### TASK DESCRIPTION:
Word for word, repeat the data that follows. Do not include the pictures.

***** RECORDS TO PROCESS *****

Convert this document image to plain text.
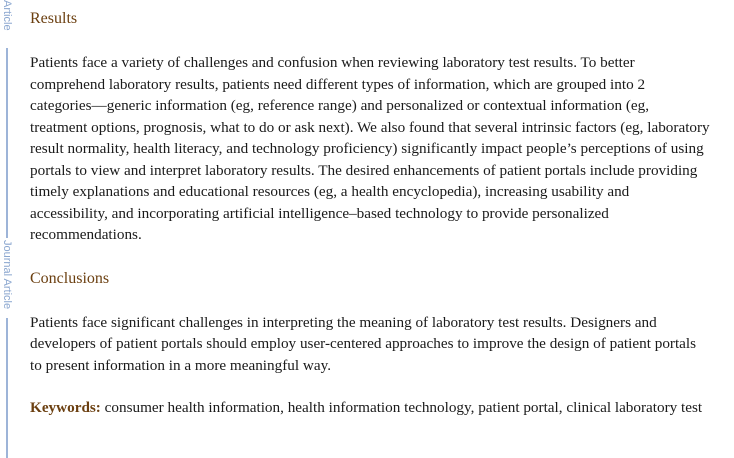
Article
Journal Article
Results

Patients face a variety of challenges and confusion when reviewing laboratory test results. To better comprehend laboratory results, patients need different types of information, which are grouped into 2 categories—generic information (eg, reference range) and personalized or contextual information (eg, treatment options, prognosis, what to do or ask next). We also found that several intrinsic factors (eg, laboratory result normality, health literacy, and technology proficiency) significantly impact people’s perceptions of using portals to view and interpret laboratory results. The desired enhancements of patient portals include providing timely explanations and educational resources (eg, a health encyclopedia), increasing usability and accessibility, and incorporating artificial intelligence–based technology to provide personalized recommendations.

Conclusions

Patients face significant challenges in interpreting the meaning of laboratory test results. Designers and developers of patient portals should employ user-centered approaches to improve the design of patient portals to present information in a more meaningful way.

Keywords: consumer health information, health information technology, patient portal, clinical laboratory test
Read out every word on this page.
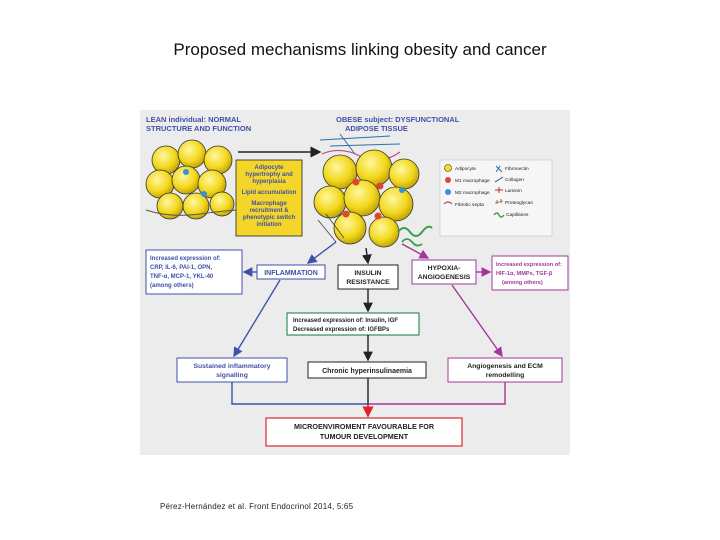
Proposed mechanisms linking obesity and cancer
LEAN individual: NORMAL
STRUCTURE AND FUNCTION
OBESE subject: DYSFUNCTIONAL
ADIPOSE TISSUE
Adipocyte
hypertrophy and
hyperplasia
Lipid accumulation
Macrophage
recruitment &
phenotypic switch
initiation
Adipocyte
M1 macrophage
M2 macrophage
Fibrotic septa
Fibronectin
Collagen
Laminin
Proteoglycan
Capillaries
Increased expression of:
CRP, IL-6, PAI-1, OPN,
TNF-α, MCP-1, YKL-40
(among others)
INFLAMMATION	INSULIN
RESISTANCE
HYPOXIA-
ANGIOGENESIS
Increased expression of:
HIF-1α, MMPs, TGF-β
(among others)
Increased expression of: Insulin, IGF
Decreased expression of: IGFBPs
Sustained inflammatory
signalling
Chronic hyperinsulinaemia
Angiogenesis and ECM
remodelling
MICROENVIROMENT FAVOURABLE FOR
TUMOUR DEVELOPMENT
Pérez-Hernández et al. Front Endocrinol 2014, 5:65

*****

### ANSWER TO THIS PROBLEM:
Convert this document image to plain text.
Article
Journal Article
Results

Patients face a variety of challenges and confusion when reviewing laboratory test results. To better comprehend laboratory results, patients need different types of information, which are grouped into 2 categories—generic information (eg, reference range) and personalized or contextual information (eg, treatment options, prognosis, what to do or ask next). We also found that several intrinsic factors (eg, laboratory result normality, health literacy, and technology proficiency) significantly impact people’s perceptions of using portals to view and interpret laboratory results. The desired enhancements of patient portals include providing timely explanations and educational resources (eg, a health encyclopedia), increasing usability and accessibility, and incorporating artificial intelligence–based technology to provide personalized recommendations.

Conclusions

Patients face significant challenges in interpreting the meaning of laboratory test results. Designers and developers of patient portals should employ user-centered approaches to improve the design of patient portals to present information in a more meaningful way.

Keywords: consumer health information, health information technology, patient portal, clinical laboratory test
Read out every word on this page.
Proposed mechanisms linking obesity and cancer
LEAN individual: NORMAL
STRUCTURE AND FUNCTION
OBESE subject: DYSFUNCTIONAL
ADIPOSE TISSUE
Adipocyte
hypertrophy and
hyperplasia
Lipid accumulation
Macrophage
recruitment &
phenotypic switch
initiation
Adipocyte
M1 macrophage
M2 macrophage
Fibrotic septa
Fibronectin
Collagen
Laminin
Proteoglycan
Capillaries
Increased expression of:
CRP, IL-6, PAI-1, OPN,
TNF-α, MCP-1, YKL-40
(among others)
INFLAMMATION	INSULIN
RESISTANCE
HYPOXIA-
ANGIOGENESIS
Increased expression of:
HIF-1α, MMPs, TGF-β
(among others)
Increased expression of: Insulin, IGF
Decreased expression of: IGFBPs
Sustained inflammatory
signalling
Chronic hyperinsulinaemia
Angiogenesis and ECM
remodelling
MICROENVIROMENT FAVOURABLE FOR
TUMOUR DEVELOPMENT
Pérez-Hernández et al. Front Endocrinol 2014, 5:65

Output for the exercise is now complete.